* **What is being asked**:
Gather from the listing below each line that includes the word "basi", and copy it.

* **Source records**:
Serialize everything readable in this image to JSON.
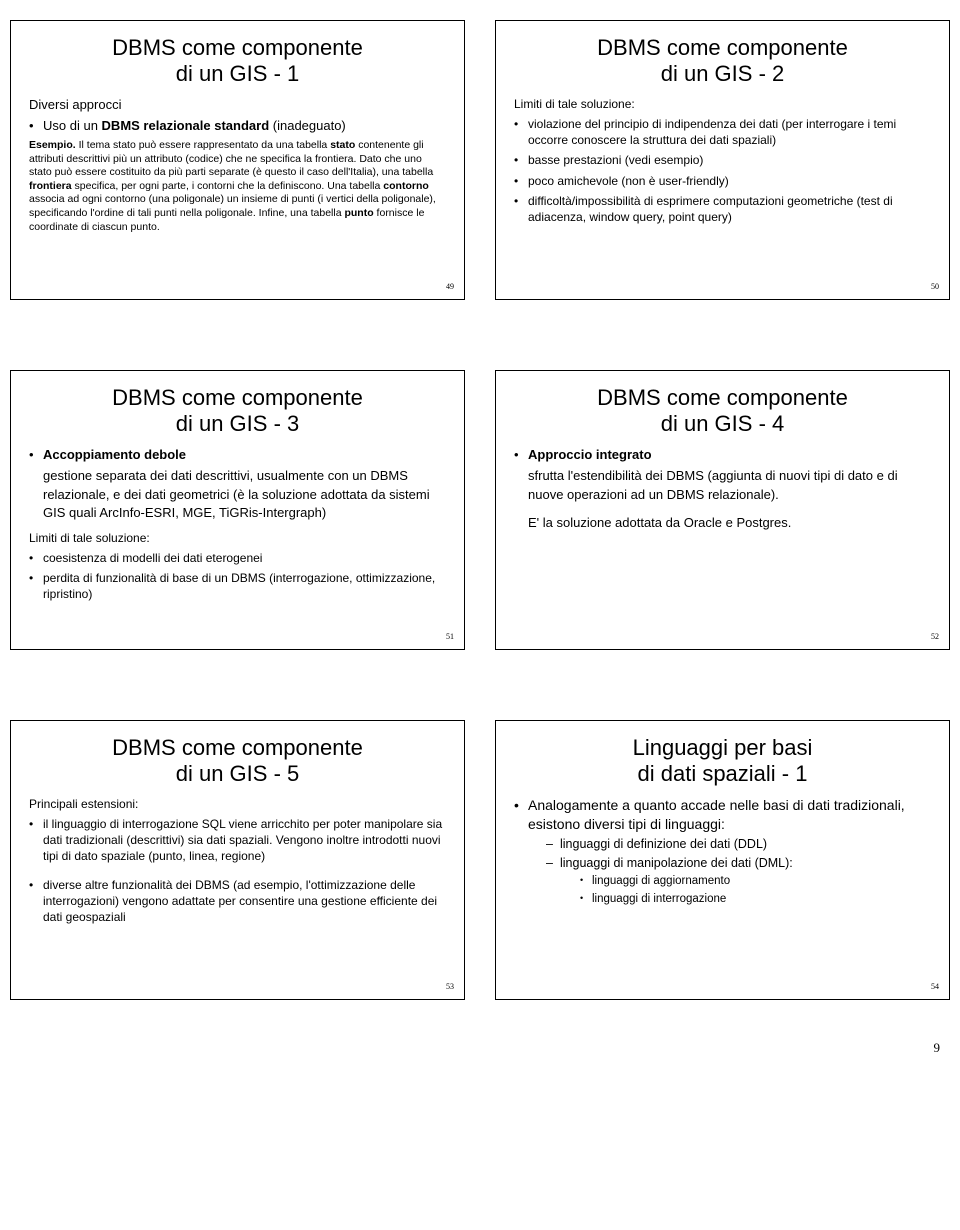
{
  "slides": [
    {
      "title": "DBMS come componente\ndi un GIS - 1",
      "intro": "Diversi approcci",
      "bullet1": "Uso di un <b>DBMS relazionale standard</b> (inadeguato)",
      "paraLabel": "<b>Esempio.</b> Il tema stato può essere rappresentato da una tabella <b>stato</b> contenente gli attributi descrittivi più un attributo (codice) che ne specifica la frontiera. Dato che uno stato può essere costituito da più parti separate (è questo il caso dell'Italia), una tabella <b>frontiera</b> specifica, per ogni parte, i contorni che la definiscono. Una tabella <b>contorno</b> associa ad ogni contorno (una poligonale) un insieme di punti (i vertici della poligonale), specificando l'ordine di tali punti nella poligonale. Infine, una tabella <b>punto</b> fornisce le coordinate di ciascun punto.",
      "pagenum": "49"
    },
    {
      "title": "DBMS come componente\ndi un GIS - 2",
      "intro": "Limiti di tale soluzione:",
      "bullets": [
        "violazione del principio di indipendenza dei dati (per interrogare i temi occorre conoscere la struttura dei dati spaziali)",
        "basse prestazioni (vedi esempio)",
        "poco amichevole (non è user-friendly)",
        "difficoltà/impossibilità di esprimere computazioni geometriche (test di adiacenza, window query, point query)"
      ],
      "pagenum": "50"
    },
    {
      "title": "DBMS come componente\ndi un GIS - 3",
      "bulletBold": "Accoppiamento debole",
      "indentText": "gestione separata dei dati descrittivi, usualmente con un DBMS relazionale, e dei dati geometrici (è la soluzione adottata da sistemi GIS quali ArcInfo-ESRI, MGE, TiGRis-Intergraph)",
      "intro2": "Limiti di tale soluzione:",
      "bullets2": [
        "coesistenza di modelli dei dati eterogenei",
        "perdita di funzionalità di base di un DBMS (interrogazione, ottimizzazione, ripristino)"
      ],
      "pagenum": "51"
    },
    {
      "title": "DBMS come componente\ndi un GIS - 4",
      "bulletBold": "Approccio integrato",
      "indentText": "sfrutta l'estendibilità dei DBMS (aggiunta di nuovi tipi di dato e di nuove operazioni ad un DBMS relazionale).",
      "indentText2": "E' la soluzione adottata da Oracle e Postgres.",
      "pagenum": "52"
    },
    {
      "title": "DBMS come componente\ndi un GIS - 5",
      "intro": "Principali estensioni:",
      "bullets": [
        "il linguaggio di interrogazione SQL viene arricchito per poter manipolare sia dati tradizionali (descrittivi) sia dati spaziali. Vengono inoltre introdotti nuovi tipi di dato spaziale (punto, linea, regione)",
        "diverse altre funzionalità dei DBMS (ad esempio, l'ottimizzazione delle interrogazioni) vengono adattate per consentire una gestione efficiente dei dati geospaziali"
      ],
      "pagenum": "53"
    },
    {
      "title": "Linguaggi per basi\ndi dati spaziali - 1",
      "mainBullet": "Analogamente a quanto accade nelle basi di dati tradizionali, esistono diversi tipi di linguaggi:",
      "subBullets": [
        "linguaggi di definizione dei dati (DDL)",
        "linguaggi di manipolazione dei dati (DML):"
      ],
      "subsubBullets": [
        "linguaggi di aggiornamento",
        "linguaggi di interrogazione"
      ],
      "pagenum": "54"
    }
  ],
  "pageNumber": "9"
}
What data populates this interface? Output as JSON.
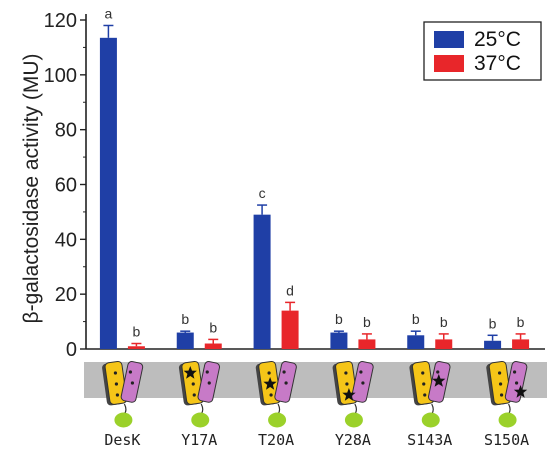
{
  "chart_data": {
    "type": "bar",
    "categories": [
      "DesK",
      "Y17A",
      "T20A",
      "Y28A",
      "S143A",
      "S150A"
    ],
    "ylabel": "β-galactosidase activity (MU)",
    "ylim": [
      0,
      120
    ],
    "yticks": [
      0,
      20,
      40,
      60,
      80,
      100,
      120
    ],
    "legend_position": "top-right",
    "series": [
      {
        "name": "25°C",
        "color": "#1f3fa6",
        "values": [
          113.5,
          6.0,
          49.0,
          6.0,
          5.0,
          3.0
        ],
        "errors": [
          4.5,
          0.5,
          3.5,
          0.5,
          1.5,
          2.0
        ],
        "letters": [
          "a",
          "b",
          "c",
          "b",
          "b",
          "b"
        ]
      },
      {
        "name": "37°C",
        "color": "#e8262a",
        "values": [
          1.0,
          2.0,
          14.0,
          3.5,
          3.5,
          3.5
        ],
        "errors": [
          1.0,
          1.5,
          3.0,
          2.0,
          2.0,
          2.0
        ],
        "letters": [
          "b",
          "b",
          "d",
          "b",
          "b",
          "b"
        ]
      }
    ],
    "grid": false,
    "schematic_icons": {
      "membrane_color": "#bdbdbd",
      "helix1_color": "#f5c518",
      "helix2_color": "#c77ac7",
      "domain_color": "#9bd12a",
      "mutation_marker": "star"
    }
  }
}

* **Written answer**:
      "title": "Linguaggi per basi\ndi dati spaziali - 1",
      "mainBullet": "Analogamente a quanto accade nelle basi di dati tradizionali, esistono diversi tipi di linguaggi:",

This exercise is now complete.